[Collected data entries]
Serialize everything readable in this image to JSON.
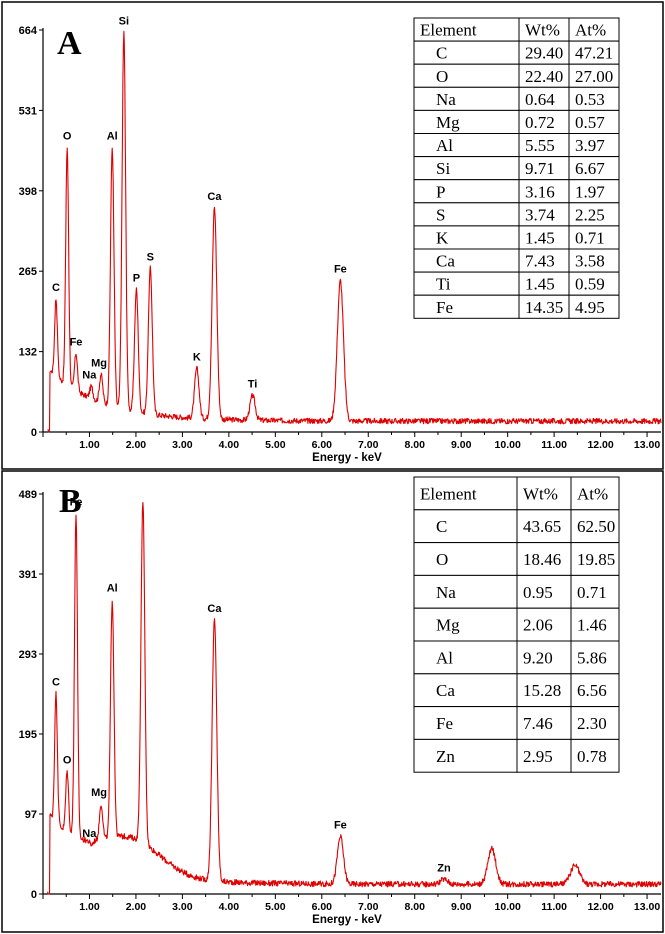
{
  "chart_data": [
    {
      "type": "line",
      "panel_label": "A",
      "xlabel": "Energy - keV",
      "ylabel": "",
      "xlim": [
        0,
        13.3
      ],
      "ylim": [
        0,
        664
      ],
      "y_ticks": [
        "664",
        "531",
        "398",
        "265",
        "132",
        "0"
      ],
      "x_ticks": [
        "1.00",
        "2.00",
        "3.00",
        "4.00",
        "5.00",
        "6.00",
        "7.00",
        "8.00",
        "9.00",
        "10.00",
        "11.00",
        "12.00",
        "13.00"
      ],
      "peaks": [
        {
          "label": "C",
          "energy": 0.28,
          "counts": 220
        },
        {
          "label": "O",
          "energy": 0.52,
          "counts": 470
        },
        {
          "label": "Fe",
          "energy": 0.71,
          "counts": 130
        },
        {
          "label": "Na",
          "energy": 1.04,
          "counts": 75
        },
        {
          "label": "Mg",
          "energy": 1.25,
          "counts": 95
        },
        {
          "label": "Al",
          "energy": 1.49,
          "counts": 470
        },
        {
          "label": "Si",
          "energy": 1.74,
          "counts": 660
        },
        {
          "label": "P",
          "energy": 2.01,
          "counts": 235
        },
        {
          "label": "S",
          "energy": 2.31,
          "counts": 270
        },
        {
          "label": "K",
          "energy": 3.31,
          "counts": 105
        },
        {
          "label": "Ca",
          "energy": 3.69,
          "counts": 370
        },
        {
          "label": "Ti",
          "energy": 4.51,
          "counts": 60
        },
        {
          "label": "Fe",
          "energy": 6.4,
          "counts": 250
        }
      ],
      "table": {
        "headers": [
          "Element",
          "Wt%",
          "At%"
        ],
        "rows": [
          [
            "C",
            "29.40",
            "47.21"
          ],
          [
            "O",
            "22.40",
            "27.00"
          ],
          [
            "Na",
            "0.64",
            "0.53"
          ],
          [
            "Mg",
            "0.72",
            "0.57"
          ],
          [
            "Al",
            "5.55",
            "3.97"
          ],
          [
            "Si",
            "9.71",
            "6.67"
          ],
          [
            "P",
            "3.16",
            "1.97"
          ],
          [
            "S",
            "3.74",
            "2.25"
          ],
          [
            "K",
            "1.45",
            "0.71"
          ],
          [
            "Ca",
            "7.43",
            "3.58"
          ],
          [
            "Ti",
            "1.45",
            "0.59"
          ],
          [
            "Fe",
            "14.35",
            "4.95"
          ]
        ]
      }
    },
    {
      "type": "line",
      "panel_label": "B",
      "xlabel": "Energy - keV",
      "ylabel": "",
      "xlim": [
        0,
        13.3
      ],
      "ylim": [
        0,
        489
      ],
      "y_ticks": [
        "489",
        "391",
        "293",
        "195",
        "97",
        "0"
      ],
      "x_ticks": [
        "1.00",
        "2.00",
        "3.00",
        "4.00",
        "5.00",
        "6.00",
        "7.00",
        "8.00",
        "9.00",
        "10.00",
        "11.00",
        "12.00",
        "13.00"
      ],
      "peaks": [
        {
          "label": "C",
          "energy": 0.28,
          "counts": 245
        },
        {
          "label": "O",
          "energy": 0.52,
          "counts": 150
        },
        {
          "label": "Fe",
          "energy": 0.71,
          "counts": 465
        },
        {
          "label": "Na",
          "energy": 1.04,
          "counts": 60
        },
        {
          "label": "Mg",
          "energy": 1.25,
          "counts": 110
        },
        {
          "label": "Al",
          "energy": 1.49,
          "counts": 360
        },
        {
          "label": "",
          "energy": 2.15,
          "counts": 480
        },
        {
          "label": "Ca",
          "energy": 3.69,
          "counts": 335
        },
        {
          "label": "Fe",
          "energy": 6.4,
          "counts": 70
        },
        {
          "label": "Zn",
          "energy": 8.63,
          "counts": 18
        },
        {
          "label": "",
          "energy": 9.66,
          "counts": 55
        },
        {
          "label": "",
          "energy": 11.45,
          "counts": 35
        }
      ],
      "table": {
        "headers": [
          "Element",
          "Wt%",
          "At%"
        ],
        "rows": [
          [
            "C",
            "43.65",
            "62.50"
          ],
          [
            "O",
            "18.46",
            "19.85"
          ],
          [
            "Na",
            "0.95",
            "0.71"
          ],
          [
            "Mg",
            "2.06",
            "1.46"
          ],
          [
            "Al",
            "9.20",
            "5.86"
          ],
          [
            "Ca",
            "15.28",
            "6.56"
          ],
          [
            "Fe",
            "7.46",
            "2.30"
          ],
          [
            "Zn",
            "2.95",
            "0.78"
          ]
        ]
      }
    }
  ],
  "colors": {
    "spectrum": "#e00000",
    "axes": "#000000",
    "background": "#ffffff"
  }
}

## Directive:
Transcribe the records above exactly, omitting every picture they contain.

## In response:
Serialize everything readable in this image to JSON.
{
  "chart_data": [
    {
      "type": "line",
      "panel_label": "A",
      "xlabel": "Energy - keV",
      "ylabel": "",
      "xlim": [
        0,
        13.3
      ],
      "ylim": [
        0,
        664
      ],
      "y_ticks": [
        "664",
        "531",
        "398",
        "265",
        "132",
        "0"
      ],
      "x_ticks": [
        "1.00",
        "2.00",
        "3.00",
        "4.00",
        "5.00",
        "6.00",
        "7.00",
        "8.00",
        "9.00",
        "10.00",
        "11.00",
        "12.00",
        "13.00"
      ],
      "peaks": [
        {
          "label": "C",
          "energy": 0.28,
          "counts": 220
        },
        {
          "label": "O",
          "energy": 0.52,
          "counts": 470
        },
        {
          "label": "Fe",
          "energy": 0.71,
          "counts": 130
        },
        {
          "label": "Na",
          "energy": 1.04,
          "counts": 75
        },
        {
          "label": "Mg",
          "energy": 1.25,
          "counts": 95
        },
        {
          "label": "Al",
          "energy": 1.49,
          "counts": 470
        },
        {
          "label": "Si",
          "energy": 1.74,
          "counts": 660
        },
        {
          "label": "P",
          "energy": 2.01,
          "counts": 235
        },
        {
          "label": "S",
          "energy": 2.31,
          "counts": 270
        },
        {
          "label": "K",
          "energy": 3.31,
          "counts": 105
        },
        {
          "label": "Ca",
          "energy": 3.69,
          "counts": 370
        },
        {
          "label": "Ti",
          "energy": 4.51,
          "counts": 60
        },
        {
          "label": "Fe",
          "energy": 6.4,
          "counts": 250
        }
      ],
      "table": {
        "headers": [
          "Element",
          "Wt%",
          "At%"
        ],
        "rows": [
          [
            "C",
            "29.40",
            "47.21"
          ],
          [
            "O",
            "22.40",
            "27.00"
          ],
          [
            "Na",
            "0.64",
            "0.53"
          ],
          [
            "Mg",
            "0.72",
            "0.57"
          ],
          [
            "Al",
            "5.55",
            "3.97"
          ],
          [
            "Si",
            "9.71",
            "6.67"
          ],
          [
            "P",
            "3.16",
            "1.97"
          ],
          [
            "S",
            "3.74",
            "2.25"
          ],
          [
            "K",
            "1.45",
            "0.71"
          ],
          [
            "Ca",
            "7.43",
            "3.58"
          ],
          [
            "Ti",
            "1.45",
            "0.59"
          ],
          [
            "Fe",
            "14.35",
            "4.95"
          ]
        ]
      }
    },
    {
      "type": "line",
      "panel_label": "B",
      "xlabel": "Energy - keV",
      "ylabel": "",
      "xlim": [
        0,
        13.3
      ],
      "ylim": [
        0,
        489
      ],
      "y_ticks": [
        "489",
        "391",
        "293",
        "195",
        "97",
        "0"
      ],
      "x_ticks": [
        "1.00",
        "2.00",
        "3.00",
        "4.00",
        "5.00",
        "6.00",
        "7.00",
        "8.00",
        "9.00",
        "10.00",
        "11.00",
        "12.00",
        "13.00"
      ],
      "peaks": [
        {
          "label": "C",
          "energy": 0.28,
          "counts": 245
        },
        {
          "label": "O",
          "energy": 0.52,
          "counts": 150
        },
        {
          "label": "Fe",
          "energy": 0.71,
          "counts": 465
        },
        {
          "label": "Na",
          "energy": 1.04,
          "counts": 60
        },
        {
          "label": "Mg",
          "energy": 1.25,
          "counts": 110
        },
        {
          "label": "Al",
          "energy": 1.49,
          "counts": 360
        },
        {
          "label": "",
          "energy": 2.15,
          "counts": 480
        },
        {
          "label": "Ca",
          "energy": 3.69,
          "counts": 335
        },
        {
          "label": "Fe",
          "energy": 6.4,
          "counts": 70
        },
        {
          "label": "Zn",
          "energy": 8.63,
          "counts": 18
        },
        {
          "label": "",
          "energy": 9.66,
          "counts": 55
        },
        {
          "label": "",
          "energy": 11.45,
          "counts": 35
        }
      ],
      "table": {
        "headers": [
          "Element",
          "Wt%",
          "At%"
        ],
        "rows": [
          [
            "C",
            "43.65",
            "62.50"
          ],
          [
            "O",
            "18.46",
            "19.85"
          ],
          [
            "Na",
            "0.95",
            "0.71"
          ],
          [
            "Mg",
            "2.06",
            "1.46"
          ],
          [
            "Al",
            "9.20",
            "5.86"
          ],
          [
            "Ca",
            "15.28",
            "6.56"
          ],
          [
            "Fe",
            "7.46",
            "2.30"
          ],
          [
            "Zn",
            "2.95",
            "0.78"
          ]
        ]
      }
    }
  ],
  "colors": {
    "spectrum": "#e00000",
    "axes": "#000000",
    "background": "#ffffff"
  }
}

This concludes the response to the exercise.